**INSTRUCTIONS TO FOLLOW**
Write out the entries below once more, exactly, with the pictures left out.

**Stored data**
++++++++++++++++++++
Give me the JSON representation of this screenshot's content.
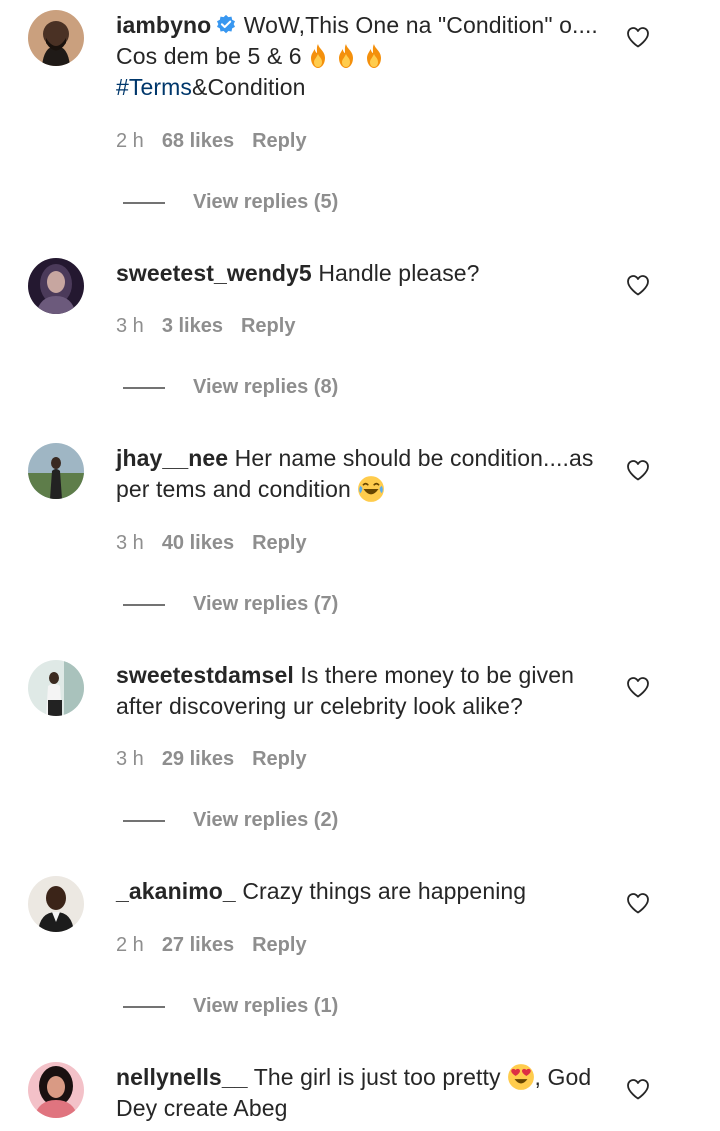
{
  "comments": [
    {
      "username": "iambyno",
      "verified": true,
      "text_parts": [
        "WoW,This One na \"Condition\" o.... Cos dem be 5 & 6",
        "#Terms",
        "&Condition"
      ],
      "emojis": [
        "fire-emoji",
        "fire-emoji",
        "fire-emoji"
      ],
      "time": "2 h",
      "likes": "68 likes",
      "reply": "Reply",
      "view_replies": "View replies (5)",
      "avatar_color": "#3b2a20"
    },
    {
      "username": "sweetest_wendy5",
      "text": "Handle please?",
      "time": "3 h",
      "likes": "3 likes",
      "reply": "Reply",
      "view_replies": "View replies (8)",
      "avatar_color": "#2a1d3a"
    },
    {
      "username": "jhay__nee",
      "text": "Her name should be condition....as per tems and condition",
      "emoji": "laughing-emoji",
      "time": "3 h",
      "likes": "40 likes",
      "reply": "Reply",
      "view_replies": "View replies (7)",
      "avatar_color": "#6b8a5e"
    },
    {
      "username": "sweetestdamsel",
      "text": "Is there money to be given after discovering ur celebrity look alike?",
      "time": "3 h",
      "likes": "29 likes",
      "reply": "Reply",
      "view_replies": "View replies (2)",
      "avatar_color": "#c9d7d2"
    },
    {
      "username": "_akanimo_",
      "text": "Crazy things are happening",
      "time": "2 h",
      "likes": "27 likes",
      "reply": "Reply",
      "view_replies": "View replies (1)",
      "avatar_color": "#e7e2dc"
    },
    {
      "username": "nellynells__",
      "text_before": "The girl is just too pretty",
      "emoji": "heart-eyes-emoji",
      "text_after": ", God Dey create Abeg",
      "avatar_color": "#e79aa5"
    }
  ],
  "colors": {
    "text": "#262626",
    "meta": "#8e8e8e",
    "hashtag": "#00376b",
    "verified": "#3897f0"
  },
  "icons": {
    "like": "heart-outline-icon",
    "verified": "verified-badge-icon"
  }
}
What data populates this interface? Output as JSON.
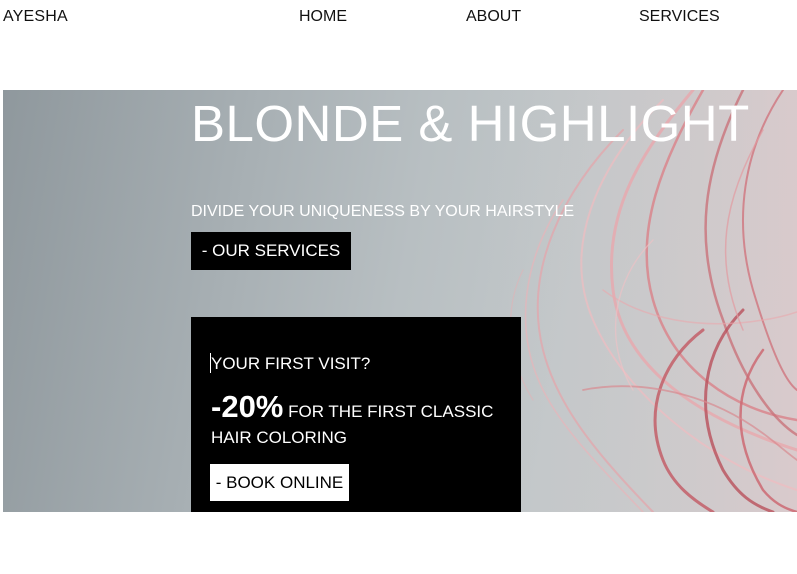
++++++++++++++++++++
**OUTPUT FOR THIS EXERCISE**
Give me the JSON representation of this screenshot's content.
{
  "comments": [
    {
      "username": "iambyno",
      "verified": true,
      "text_parts": [
        "WoW,This One na \"Condition\" o.... Cos dem be 5 & 6",
        "#Terms",
        "&Condition"
      ],
      "emojis": [
        "fire-emoji",
        "fire-emoji",
        "fire-emoji"
      ],
      "time": "2 h",
      "likes": "68 likes",
      "reply": "Reply",
      "view_replies": "View replies (5)",
      "avatar_color": "#3b2a20"
    },
    {
      "username": "sweetest_wendy5",
      "text": "Handle please?",
      "time": "3 h",
      "likes": "3 likes",
      "reply": "Reply",
      "view_replies": "View replies (8)",
      "avatar_color": "#2a1d3a"
    },
    {
      "username": "jhay__nee",
      "text": "Her name should be condition....as per tems and condition",
      "emoji": "laughing-emoji",
      "time": "3 h",
      "likes": "40 likes",
      "reply": "Reply",
      "view_replies": "View replies (7)",
      "avatar_color": "#6b8a5e"
    },
    {
      "username": "sweetestdamsel",
      "text": "Is there money to be given after discovering ur celebrity look alike?",
      "time": "3 h",
      "likes": "29 likes",
      "reply": "Reply",
      "view_replies": "View replies (2)",
      "avatar_color": "#c9d7d2"
    },
    {
      "username": "_akanimo_",
      "text": "Crazy things are happening",
      "time": "2 h",
      "likes": "27 likes",
      "reply": "Reply",
      "view_replies": "View replies (1)",
      "avatar_color": "#e7e2dc"
    },
    {
      "username": "nellynells__",
      "text_before": "The girl is just too pretty",
      "emoji": "heart-eyes-emoji",
      "text_after": ", God Dey create Abeg",
      "avatar_color": "#e79aa5"
    }
  ],
  "colors": {
    "text": "#262626",
    "meta": "#8e8e8e",
    "hashtag": "#00376b",
    "verified": "#3897f0"
  },
  "icons": {
    "like": "heart-outline-icon",
    "verified": "verified-badge-icon"
  }
}
What data populates this interface? Output as JSON.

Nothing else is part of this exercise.